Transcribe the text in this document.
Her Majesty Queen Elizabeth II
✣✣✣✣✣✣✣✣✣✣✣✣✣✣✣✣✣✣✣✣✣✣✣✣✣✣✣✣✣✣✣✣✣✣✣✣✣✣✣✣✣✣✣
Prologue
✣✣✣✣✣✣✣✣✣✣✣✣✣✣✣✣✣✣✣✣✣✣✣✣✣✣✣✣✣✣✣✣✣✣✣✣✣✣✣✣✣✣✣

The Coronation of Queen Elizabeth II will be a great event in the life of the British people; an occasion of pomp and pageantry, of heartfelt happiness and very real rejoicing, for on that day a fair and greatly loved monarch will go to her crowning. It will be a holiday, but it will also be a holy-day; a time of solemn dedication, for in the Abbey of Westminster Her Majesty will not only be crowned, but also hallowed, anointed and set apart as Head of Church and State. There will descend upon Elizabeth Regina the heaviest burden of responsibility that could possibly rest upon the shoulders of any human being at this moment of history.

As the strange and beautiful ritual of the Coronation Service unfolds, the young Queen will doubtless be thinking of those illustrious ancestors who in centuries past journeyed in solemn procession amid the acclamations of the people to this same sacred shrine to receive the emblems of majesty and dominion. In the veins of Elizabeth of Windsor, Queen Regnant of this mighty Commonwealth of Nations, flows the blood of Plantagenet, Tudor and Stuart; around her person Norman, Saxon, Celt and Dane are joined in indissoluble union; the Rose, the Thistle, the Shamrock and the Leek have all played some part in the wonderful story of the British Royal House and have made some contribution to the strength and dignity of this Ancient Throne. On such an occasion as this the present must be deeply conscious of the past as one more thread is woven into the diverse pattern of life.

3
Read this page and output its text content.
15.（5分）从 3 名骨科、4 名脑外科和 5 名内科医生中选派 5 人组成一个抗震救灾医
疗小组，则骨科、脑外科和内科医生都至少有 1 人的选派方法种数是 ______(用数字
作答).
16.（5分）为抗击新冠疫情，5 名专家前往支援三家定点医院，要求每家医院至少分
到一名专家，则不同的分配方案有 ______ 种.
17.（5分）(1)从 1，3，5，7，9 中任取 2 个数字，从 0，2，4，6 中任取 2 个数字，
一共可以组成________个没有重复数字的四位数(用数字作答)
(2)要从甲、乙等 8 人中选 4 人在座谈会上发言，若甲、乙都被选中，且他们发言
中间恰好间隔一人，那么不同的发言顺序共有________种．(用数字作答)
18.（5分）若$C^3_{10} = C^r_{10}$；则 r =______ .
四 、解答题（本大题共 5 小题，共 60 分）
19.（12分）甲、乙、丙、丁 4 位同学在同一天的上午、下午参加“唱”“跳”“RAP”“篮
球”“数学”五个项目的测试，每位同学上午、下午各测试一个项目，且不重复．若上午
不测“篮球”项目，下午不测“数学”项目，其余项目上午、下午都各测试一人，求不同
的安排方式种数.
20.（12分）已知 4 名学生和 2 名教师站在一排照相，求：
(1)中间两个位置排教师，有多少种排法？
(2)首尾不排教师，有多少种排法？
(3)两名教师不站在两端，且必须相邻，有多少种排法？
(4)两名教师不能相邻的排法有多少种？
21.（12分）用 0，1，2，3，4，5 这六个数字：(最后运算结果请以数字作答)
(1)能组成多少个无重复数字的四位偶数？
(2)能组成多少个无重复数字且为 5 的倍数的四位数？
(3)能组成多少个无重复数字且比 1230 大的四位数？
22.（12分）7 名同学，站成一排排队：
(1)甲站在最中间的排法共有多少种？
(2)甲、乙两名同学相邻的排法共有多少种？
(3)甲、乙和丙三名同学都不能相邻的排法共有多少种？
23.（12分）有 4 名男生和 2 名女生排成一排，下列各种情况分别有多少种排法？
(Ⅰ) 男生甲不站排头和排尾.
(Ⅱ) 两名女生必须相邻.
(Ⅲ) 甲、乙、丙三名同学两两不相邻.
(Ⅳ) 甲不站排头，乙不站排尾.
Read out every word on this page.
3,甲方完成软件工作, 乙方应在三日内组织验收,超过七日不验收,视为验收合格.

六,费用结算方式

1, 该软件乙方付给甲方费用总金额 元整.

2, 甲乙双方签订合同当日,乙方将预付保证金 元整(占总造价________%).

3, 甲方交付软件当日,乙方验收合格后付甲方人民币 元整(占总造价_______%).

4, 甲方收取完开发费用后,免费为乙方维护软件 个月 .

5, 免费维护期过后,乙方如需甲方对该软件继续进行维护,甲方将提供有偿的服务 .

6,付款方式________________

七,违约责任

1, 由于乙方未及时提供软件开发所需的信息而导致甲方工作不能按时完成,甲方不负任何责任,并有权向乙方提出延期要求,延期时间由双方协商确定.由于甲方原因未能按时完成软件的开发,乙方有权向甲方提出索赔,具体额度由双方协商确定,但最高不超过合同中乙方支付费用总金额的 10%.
......
In the lines above, locate the string "text". Copy every line where it occurs.

Response>
Transcribe the text in this document.
Read this page and output its text content.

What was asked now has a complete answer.